- JOB:
In the entries that follow, find the word "Project" and report each line it is on.

[Raw records]

============

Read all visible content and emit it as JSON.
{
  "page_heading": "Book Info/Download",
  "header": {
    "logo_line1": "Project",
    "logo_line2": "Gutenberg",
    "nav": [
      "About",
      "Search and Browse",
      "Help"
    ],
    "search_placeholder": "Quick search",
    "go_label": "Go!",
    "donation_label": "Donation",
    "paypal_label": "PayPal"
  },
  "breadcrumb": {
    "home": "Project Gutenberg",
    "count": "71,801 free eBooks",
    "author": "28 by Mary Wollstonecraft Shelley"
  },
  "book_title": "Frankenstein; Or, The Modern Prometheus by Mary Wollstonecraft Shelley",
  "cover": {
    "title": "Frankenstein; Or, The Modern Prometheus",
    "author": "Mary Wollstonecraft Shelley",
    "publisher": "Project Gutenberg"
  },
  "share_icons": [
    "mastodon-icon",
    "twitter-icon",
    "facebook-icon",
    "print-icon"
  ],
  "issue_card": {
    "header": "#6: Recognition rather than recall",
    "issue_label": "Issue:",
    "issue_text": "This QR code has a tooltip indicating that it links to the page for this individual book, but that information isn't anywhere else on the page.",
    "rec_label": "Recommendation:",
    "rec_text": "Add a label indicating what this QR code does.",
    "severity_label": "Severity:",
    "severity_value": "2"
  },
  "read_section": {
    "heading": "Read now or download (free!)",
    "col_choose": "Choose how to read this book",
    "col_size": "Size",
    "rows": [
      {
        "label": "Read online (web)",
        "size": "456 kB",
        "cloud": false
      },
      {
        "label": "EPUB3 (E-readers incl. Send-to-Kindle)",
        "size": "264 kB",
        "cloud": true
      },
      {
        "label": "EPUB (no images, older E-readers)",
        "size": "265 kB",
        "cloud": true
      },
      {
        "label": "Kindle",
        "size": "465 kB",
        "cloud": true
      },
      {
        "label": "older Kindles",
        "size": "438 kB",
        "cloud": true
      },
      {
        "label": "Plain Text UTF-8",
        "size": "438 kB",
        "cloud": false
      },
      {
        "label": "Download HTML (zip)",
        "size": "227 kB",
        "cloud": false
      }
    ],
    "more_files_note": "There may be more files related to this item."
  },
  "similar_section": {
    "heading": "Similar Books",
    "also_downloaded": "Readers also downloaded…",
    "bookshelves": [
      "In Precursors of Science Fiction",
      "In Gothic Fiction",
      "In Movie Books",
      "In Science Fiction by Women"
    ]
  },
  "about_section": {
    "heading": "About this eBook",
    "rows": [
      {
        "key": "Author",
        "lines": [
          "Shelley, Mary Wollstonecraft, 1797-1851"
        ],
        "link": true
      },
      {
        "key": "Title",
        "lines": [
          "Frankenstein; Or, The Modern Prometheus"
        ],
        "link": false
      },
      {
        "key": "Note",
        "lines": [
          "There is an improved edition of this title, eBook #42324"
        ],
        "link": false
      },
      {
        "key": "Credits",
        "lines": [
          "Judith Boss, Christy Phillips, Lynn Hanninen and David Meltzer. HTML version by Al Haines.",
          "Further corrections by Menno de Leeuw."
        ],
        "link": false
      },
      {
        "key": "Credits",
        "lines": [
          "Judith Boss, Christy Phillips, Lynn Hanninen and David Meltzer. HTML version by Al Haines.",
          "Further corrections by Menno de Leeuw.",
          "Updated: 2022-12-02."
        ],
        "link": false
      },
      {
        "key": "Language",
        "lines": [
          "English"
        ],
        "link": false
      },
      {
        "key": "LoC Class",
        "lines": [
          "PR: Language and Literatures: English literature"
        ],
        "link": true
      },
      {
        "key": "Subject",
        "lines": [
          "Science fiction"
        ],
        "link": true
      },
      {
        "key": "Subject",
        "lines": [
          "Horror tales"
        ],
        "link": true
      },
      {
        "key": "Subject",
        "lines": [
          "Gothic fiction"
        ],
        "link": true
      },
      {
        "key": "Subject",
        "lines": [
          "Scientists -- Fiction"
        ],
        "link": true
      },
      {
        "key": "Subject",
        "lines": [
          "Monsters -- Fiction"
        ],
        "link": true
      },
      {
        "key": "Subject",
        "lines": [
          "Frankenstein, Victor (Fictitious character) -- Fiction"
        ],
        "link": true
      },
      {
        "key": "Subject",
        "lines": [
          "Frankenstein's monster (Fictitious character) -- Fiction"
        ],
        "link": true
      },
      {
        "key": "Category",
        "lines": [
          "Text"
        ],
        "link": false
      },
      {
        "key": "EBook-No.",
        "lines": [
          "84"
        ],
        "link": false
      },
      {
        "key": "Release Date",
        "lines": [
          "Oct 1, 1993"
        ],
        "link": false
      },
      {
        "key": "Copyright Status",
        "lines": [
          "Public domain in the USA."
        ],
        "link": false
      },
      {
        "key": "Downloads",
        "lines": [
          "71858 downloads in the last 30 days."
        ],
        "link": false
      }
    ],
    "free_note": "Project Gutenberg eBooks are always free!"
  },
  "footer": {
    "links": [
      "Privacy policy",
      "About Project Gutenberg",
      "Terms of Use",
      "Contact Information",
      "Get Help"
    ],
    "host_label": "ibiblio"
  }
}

============

- ANSWER FOR THE TASK:
    "logo_line1": "Project",
    "home": "Project Gutenberg",
    "publisher": "Project Gutenberg"
    "free_note": "Project Gutenberg eBooks are always free!"
      "About Project Gutenberg",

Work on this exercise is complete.